## Set problem
Filter the listing below, copying every line in which the word "sidebar" appears.

·····

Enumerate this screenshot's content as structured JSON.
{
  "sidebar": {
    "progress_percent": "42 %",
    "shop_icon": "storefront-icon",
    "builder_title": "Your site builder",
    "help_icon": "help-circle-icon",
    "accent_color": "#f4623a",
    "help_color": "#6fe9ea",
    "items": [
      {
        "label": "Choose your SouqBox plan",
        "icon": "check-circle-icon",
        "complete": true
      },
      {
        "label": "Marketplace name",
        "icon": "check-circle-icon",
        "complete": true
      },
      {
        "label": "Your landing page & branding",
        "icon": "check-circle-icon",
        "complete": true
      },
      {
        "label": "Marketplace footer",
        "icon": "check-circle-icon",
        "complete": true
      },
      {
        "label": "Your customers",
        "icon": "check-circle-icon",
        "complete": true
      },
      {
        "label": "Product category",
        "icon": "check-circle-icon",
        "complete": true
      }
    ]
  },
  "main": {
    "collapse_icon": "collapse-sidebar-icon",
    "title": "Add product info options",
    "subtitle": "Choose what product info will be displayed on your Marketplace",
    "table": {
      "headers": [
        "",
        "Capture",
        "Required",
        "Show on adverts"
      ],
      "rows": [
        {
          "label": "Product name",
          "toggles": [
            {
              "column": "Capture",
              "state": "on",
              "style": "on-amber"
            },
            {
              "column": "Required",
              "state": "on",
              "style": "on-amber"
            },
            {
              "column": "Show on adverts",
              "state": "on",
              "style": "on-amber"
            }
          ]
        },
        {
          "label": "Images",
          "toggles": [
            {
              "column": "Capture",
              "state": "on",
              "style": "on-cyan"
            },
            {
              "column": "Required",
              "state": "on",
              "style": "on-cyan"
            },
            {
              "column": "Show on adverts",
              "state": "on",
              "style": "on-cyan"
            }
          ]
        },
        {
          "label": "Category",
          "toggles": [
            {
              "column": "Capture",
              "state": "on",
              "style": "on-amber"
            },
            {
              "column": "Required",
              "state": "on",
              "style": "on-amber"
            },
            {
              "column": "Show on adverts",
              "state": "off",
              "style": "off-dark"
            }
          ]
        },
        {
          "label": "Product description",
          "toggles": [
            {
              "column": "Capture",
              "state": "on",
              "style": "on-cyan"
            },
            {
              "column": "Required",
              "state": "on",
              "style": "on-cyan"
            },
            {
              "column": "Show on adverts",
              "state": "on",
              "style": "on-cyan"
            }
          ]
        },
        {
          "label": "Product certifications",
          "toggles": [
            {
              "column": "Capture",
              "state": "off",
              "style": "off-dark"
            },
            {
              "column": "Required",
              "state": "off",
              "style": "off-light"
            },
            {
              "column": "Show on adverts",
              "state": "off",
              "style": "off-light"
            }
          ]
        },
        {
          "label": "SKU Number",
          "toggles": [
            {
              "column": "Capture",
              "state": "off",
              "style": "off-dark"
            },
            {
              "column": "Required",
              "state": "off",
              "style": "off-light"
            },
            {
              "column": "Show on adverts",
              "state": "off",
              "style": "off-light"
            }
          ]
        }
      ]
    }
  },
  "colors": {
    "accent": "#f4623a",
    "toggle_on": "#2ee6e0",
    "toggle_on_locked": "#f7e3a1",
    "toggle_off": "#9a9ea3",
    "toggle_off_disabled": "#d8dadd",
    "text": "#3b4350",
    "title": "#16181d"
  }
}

·····

## Finished answer
  "sidebar": {
    "collapse_icon": "collapse-sidebar-icon",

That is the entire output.